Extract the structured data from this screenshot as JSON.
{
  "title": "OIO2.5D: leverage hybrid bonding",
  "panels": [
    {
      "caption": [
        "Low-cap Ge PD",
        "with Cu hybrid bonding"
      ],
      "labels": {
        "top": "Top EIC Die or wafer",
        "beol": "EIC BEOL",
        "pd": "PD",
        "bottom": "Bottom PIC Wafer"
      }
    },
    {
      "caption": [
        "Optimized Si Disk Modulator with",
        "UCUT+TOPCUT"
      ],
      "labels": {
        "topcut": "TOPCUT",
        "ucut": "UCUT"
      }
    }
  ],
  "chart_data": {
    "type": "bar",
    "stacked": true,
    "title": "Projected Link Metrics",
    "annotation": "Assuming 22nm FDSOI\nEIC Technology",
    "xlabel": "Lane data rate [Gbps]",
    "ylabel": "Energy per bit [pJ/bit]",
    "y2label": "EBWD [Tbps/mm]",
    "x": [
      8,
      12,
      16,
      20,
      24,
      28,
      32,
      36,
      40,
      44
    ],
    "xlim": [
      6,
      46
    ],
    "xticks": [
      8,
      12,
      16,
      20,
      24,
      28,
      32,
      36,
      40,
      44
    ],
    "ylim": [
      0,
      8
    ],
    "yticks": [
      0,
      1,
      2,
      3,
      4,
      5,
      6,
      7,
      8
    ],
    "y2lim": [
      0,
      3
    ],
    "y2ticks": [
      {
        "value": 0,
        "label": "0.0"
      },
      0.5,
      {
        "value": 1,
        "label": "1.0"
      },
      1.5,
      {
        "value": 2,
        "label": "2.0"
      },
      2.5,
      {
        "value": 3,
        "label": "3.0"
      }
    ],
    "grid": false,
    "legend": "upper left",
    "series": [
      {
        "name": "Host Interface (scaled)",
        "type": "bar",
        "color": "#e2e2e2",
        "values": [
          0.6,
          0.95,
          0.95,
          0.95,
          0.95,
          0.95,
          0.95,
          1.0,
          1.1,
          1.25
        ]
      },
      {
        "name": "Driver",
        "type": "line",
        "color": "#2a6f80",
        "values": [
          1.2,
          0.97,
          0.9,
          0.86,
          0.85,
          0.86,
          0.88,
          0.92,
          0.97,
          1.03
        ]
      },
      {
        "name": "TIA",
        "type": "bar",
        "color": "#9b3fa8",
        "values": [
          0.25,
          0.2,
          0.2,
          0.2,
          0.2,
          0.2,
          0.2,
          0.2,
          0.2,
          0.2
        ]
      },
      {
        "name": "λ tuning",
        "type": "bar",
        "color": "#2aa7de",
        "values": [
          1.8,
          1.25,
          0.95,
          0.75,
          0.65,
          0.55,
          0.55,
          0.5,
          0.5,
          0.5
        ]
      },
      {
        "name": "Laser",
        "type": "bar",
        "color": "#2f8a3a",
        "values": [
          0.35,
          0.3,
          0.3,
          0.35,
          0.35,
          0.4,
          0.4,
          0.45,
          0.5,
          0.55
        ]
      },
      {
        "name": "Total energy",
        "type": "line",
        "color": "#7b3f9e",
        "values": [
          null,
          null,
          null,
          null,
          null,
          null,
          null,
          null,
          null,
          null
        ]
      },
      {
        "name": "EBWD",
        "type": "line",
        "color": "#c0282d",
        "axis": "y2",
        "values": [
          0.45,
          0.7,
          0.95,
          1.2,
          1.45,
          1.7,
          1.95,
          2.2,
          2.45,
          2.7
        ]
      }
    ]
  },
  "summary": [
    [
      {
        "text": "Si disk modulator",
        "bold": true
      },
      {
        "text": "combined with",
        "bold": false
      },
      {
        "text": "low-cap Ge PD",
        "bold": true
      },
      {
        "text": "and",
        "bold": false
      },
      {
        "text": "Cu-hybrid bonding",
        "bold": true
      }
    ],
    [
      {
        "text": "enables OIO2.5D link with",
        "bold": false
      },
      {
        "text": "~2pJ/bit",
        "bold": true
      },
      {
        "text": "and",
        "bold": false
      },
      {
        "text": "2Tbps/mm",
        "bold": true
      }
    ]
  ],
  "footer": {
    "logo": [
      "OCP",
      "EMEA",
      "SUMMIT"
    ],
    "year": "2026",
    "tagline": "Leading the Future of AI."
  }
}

• _Exercise brief_: Each record above should be returned exactly as it appears.

• _Task result_:
Extract the structured data from this screenshot as JSON.
{
  "title": "OIO2.5D: leverage hybrid bonding",
  "panels": [
    {
      "caption": [
        "Low-cap Ge PD",
        "with Cu hybrid bonding"
      ],
      "labels": {
        "top": "Top EIC Die or wafer",
        "beol": "EIC BEOL",
        "pd": "PD",
        "bottom": "Bottom PIC Wafer"
      }
    },
    {
      "caption": [
        "Optimized Si Disk Modulator with",
        "UCUT+TOPCUT"
      ],
      "labels": {
        "topcut": "TOPCUT",
        "ucut": "UCUT"
      }
    }
  ],
  "chart_data": {
    "type": "bar",
    "stacked": true,
    "title": "Projected Link Metrics",
    "annotation": "Assuming 22nm FDSOI\nEIC Technology",
    "xlabel": "Lane data rate [Gbps]",
    "ylabel": "Energy per bit [pJ/bit]",
    "y2label": "EBWD [Tbps/mm]",
    "x": [
      8,
      12,
      16,
      20,
      24,
      28,
      32,
      36,
      40,
      44
    ],
    "xlim": [
      6,
      46
    ],
    "xticks": [
      8,
      12,
      16,
      20,
      24,
      28,
      32,
      36,
      40,
      44
    ],
    "ylim": [
      0,
      8
    ],
    "yticks": [
      0,
      1,
      2,
      3,
      4,
      5,
      6,
      7,
      8
    ],
    "y2lim": [
      0,
      3
    ],
    "y2ticks": [
      {
        "value": 0,
        "label": "0.0"
      },
      0.5,
      {
        "value": 1,
        "label": "1.0"
      },
      1.5,
      {
        "value": 2,
        "label": "2.0"
      },
      2.5,
      {
        "value": 3,
        "label": "3.0"
      }
    ],
    "grid": false,
    "legend": "upper left",
    "series": [
      {
        "name": "Host Interface (scaled)",
        "type": "bar",
        "color": "#e2e2e2",
        "values": [
          0.6,
          0.95,
          0.95,
          0.95,
          0.95,
          0.95,
          0.95,
          1.0,
          1.1,
          1.25
        ]
      },
      {
        "name": "Driver",
        "type": "line",
        "color": "#2a6f80",
        "values": [
          1.2,
          0.97,
          0.9,
          0.86,
          0.85,
          0.86,
          0.88,
          0.92,
          0.97,
          1.03
        ]
      },
      {
        "name": "TIA",
        "type": "bar",
        "color": "#9b3fa8",
        "values": [
          0.25,
          0.2,
          0.2,
          0.2,
          0.2,
          0.2,
          0.2,
          0.2,
          0.2,
          0.2
        ]
      },
      {
        "name": "λ tuning",
        "type": "bar",
        "color": "#2aa7de",
        "values": [
          1.8,
          1.25,
          0.95,
          0.75,
          0.65,
          0.55,
          0.55,
          0.5,
          0.5,
          0.5
        ]
      },
      {
        "name": "Laser",
        "type": "bar",
        "color": "#2f8a3a",
        "values": [
          0.35,
          0.3,
          0.3,
          0.35,
          0.35,
          0.4,
          0.4,
          0.45,
          0.5,
          0.55
        ]
      },
      {
        "name": "Total energy",
        "type": "line",
        "color": "#7b3f9e",
        "values": [
          null,
          null,
          null,
          null,
          null,
          null,
          null,
          null,
          null,
          null
        ]
      },
      {
        "name": "EBWD",
        "type": "line",
        "color": "#c0282d",
        "axis": "y2",
        "values": [
          0.45,
          0.7,
          0.95,
          1.2,
          1.45,
          1.7,
          1.95,
          2.2,
          2.45,
          2.7
        ]
      }
    ]
  },
  "summary": [
    [
      {
        "text": "Si disk modulator",
        "bold": true
      },
      {
        "text": "combined with",
        "bold": false
      },
      {
        "text": "low-cap Ge PD",
        "bold": true
      },
      {
        "text": "and",
        "bold": false
      },
      {
        "text": "Cu-hybrid bonding",
        "bold": true
      }
    ],
    [
      {
        "text": "enables OIO2.5D link with",
        "bold": false
      },
      {
        "text": "~2pJ/bit",
        "bold": true
      },
      {
        "text": "and",
        "bold": false
      },
      {
        "text": "2Tbps/mm",
        "bold": true
      }
    ]
  ],
  "footer": {
    "logo": [
      "OCP",
      "EMEA",
      "SUMMIT"
    ],
    "year": "2026",
    "tagline": "Leading the Future of AI."
  }
}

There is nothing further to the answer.